● CHALLENGE: In your copy, leave out the pictures; write out all the data exactly.

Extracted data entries
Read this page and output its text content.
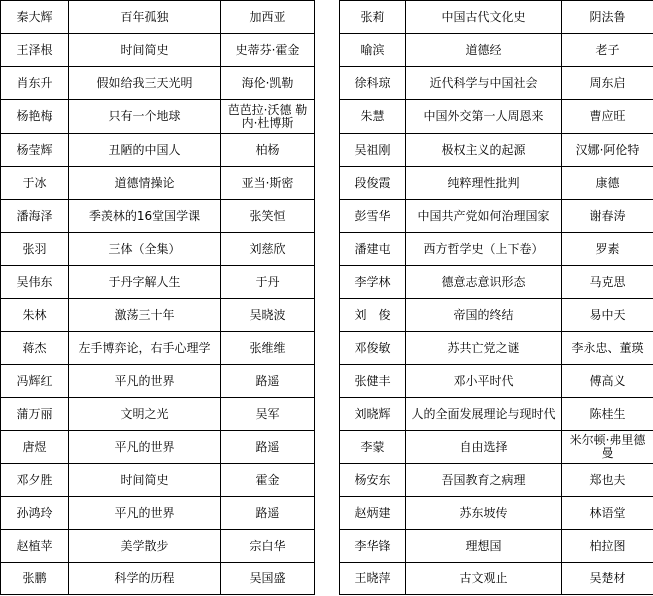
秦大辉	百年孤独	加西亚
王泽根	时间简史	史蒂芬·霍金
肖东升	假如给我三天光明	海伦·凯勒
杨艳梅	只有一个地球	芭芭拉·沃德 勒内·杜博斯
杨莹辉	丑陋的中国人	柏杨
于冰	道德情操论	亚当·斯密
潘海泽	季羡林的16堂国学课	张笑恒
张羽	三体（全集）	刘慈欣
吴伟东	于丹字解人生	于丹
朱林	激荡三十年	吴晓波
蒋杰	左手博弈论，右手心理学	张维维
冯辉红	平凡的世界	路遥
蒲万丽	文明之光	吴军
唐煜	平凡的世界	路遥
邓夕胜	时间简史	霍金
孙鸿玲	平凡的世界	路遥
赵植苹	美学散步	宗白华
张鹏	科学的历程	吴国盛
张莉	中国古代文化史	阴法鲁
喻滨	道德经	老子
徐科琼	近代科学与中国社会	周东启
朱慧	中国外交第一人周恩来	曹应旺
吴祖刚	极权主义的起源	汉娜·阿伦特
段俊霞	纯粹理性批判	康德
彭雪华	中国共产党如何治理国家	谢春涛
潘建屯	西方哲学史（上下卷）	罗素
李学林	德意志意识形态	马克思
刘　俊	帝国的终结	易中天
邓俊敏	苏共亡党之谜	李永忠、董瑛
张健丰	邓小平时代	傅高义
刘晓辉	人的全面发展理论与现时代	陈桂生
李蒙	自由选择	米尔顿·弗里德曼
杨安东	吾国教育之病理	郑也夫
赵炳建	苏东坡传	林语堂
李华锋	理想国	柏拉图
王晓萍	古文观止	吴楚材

● OUTPUT FOR THIS EXERCISE:
Read this page and output its text content.
秦大辉	百年孤独	加西亚
王泽根	时间简史	史蒂芬·霍金
肖东升	假如给我三天光明	海伦·凯勒
杨艳梅	只有一个地球	芭芭拉·沃德 勒内·杜博斯
杨莹辉	丑陋的中国人	柏杨
于冰	道德情操论	亚当·斯密
潘海泽	季羡林的16堂国学课	张笑恒
张羽	三体（全集）	刘慈欣
吴伟东	于丹字解人生	于丹
朱林	激荡三十年	吴晓波
蒋杰	左手博弈论，右手心理学	张维维
冯辉红	平凡的世界	路遥
蒲万丽	文明之光	吴军
唐煜	平凡的世界	路遥
邓夕胜	时间简史	霍金
孙鸿玲	平凡的世界	路遥
赵植苹	美学散步	宗白华
张鹏	科学的历程	吴国盛
张莉	中国古代文化史	阴法鲁
喻滨	道德经	老子
徐科琼	近代科学与中国社会	周东启
朱慧	中国外交第一人周恩来	曹应旺
吴祖刚	极权主义的起源	汉娜·阿伦特
段俊霞	纯粹理性批判	康德
彭雪华	中国共产党如何治理国家	谢春涛
潘建屯	西方哲学史（上下卷）	罗素
李学林	德意志意识形态	马克思
刘　俊	帝国的终结	易中天
邓俊敏	苏共亡党之谜	李永忠、董瑛
张健丰	邓小平时代	傅高义
刘晓辉	人的全面发展理论与现时代	陈桂生
李蒙	自由选择	米尔顿·弗里德曼
杨安东	吾国教育之病理	郑也夫
赵炳建	苏东坡传	林语堂
李华锋	理想国	柏拉图
王晓萍	古文观止	吴楚材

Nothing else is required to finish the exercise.